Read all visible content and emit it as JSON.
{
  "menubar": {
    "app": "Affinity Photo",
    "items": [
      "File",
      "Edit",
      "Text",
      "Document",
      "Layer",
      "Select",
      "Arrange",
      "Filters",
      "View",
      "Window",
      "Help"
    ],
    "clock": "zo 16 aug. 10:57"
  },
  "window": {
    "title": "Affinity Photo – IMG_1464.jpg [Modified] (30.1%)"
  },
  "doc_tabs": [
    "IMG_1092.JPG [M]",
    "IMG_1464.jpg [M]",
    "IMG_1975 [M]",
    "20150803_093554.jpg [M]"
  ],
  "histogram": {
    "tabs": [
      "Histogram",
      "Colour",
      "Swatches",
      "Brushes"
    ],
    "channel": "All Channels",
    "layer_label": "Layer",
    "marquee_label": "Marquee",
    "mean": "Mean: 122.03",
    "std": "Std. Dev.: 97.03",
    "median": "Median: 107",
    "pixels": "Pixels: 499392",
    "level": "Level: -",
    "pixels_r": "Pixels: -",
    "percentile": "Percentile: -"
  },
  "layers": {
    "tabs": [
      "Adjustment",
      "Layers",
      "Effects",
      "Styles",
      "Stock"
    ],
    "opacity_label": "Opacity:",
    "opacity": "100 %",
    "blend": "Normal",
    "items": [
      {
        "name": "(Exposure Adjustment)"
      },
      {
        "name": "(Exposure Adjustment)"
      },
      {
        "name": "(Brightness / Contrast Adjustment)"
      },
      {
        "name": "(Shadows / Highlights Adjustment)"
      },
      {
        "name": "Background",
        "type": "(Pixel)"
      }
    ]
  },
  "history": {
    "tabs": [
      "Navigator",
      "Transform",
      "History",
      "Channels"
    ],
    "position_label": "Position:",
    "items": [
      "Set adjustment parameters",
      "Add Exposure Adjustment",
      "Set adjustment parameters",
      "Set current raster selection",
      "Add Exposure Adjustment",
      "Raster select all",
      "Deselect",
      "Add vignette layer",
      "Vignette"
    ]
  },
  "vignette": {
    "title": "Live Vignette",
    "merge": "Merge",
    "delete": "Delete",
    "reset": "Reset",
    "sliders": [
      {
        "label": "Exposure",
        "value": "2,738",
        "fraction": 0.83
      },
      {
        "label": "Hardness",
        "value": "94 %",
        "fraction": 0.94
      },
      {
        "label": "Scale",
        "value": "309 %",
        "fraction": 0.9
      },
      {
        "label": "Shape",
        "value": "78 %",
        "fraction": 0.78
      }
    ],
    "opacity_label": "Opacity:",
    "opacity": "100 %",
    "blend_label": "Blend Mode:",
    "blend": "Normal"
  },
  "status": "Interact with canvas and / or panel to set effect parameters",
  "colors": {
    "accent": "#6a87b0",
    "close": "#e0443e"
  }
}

> Requirements
Identify each line in the records above that contains the word "fraction", and copy it out in full.

> The response
        "fraction": 0.83
        "fraction": 0.94
        "fraction": 0.9
        "fraction": 0.78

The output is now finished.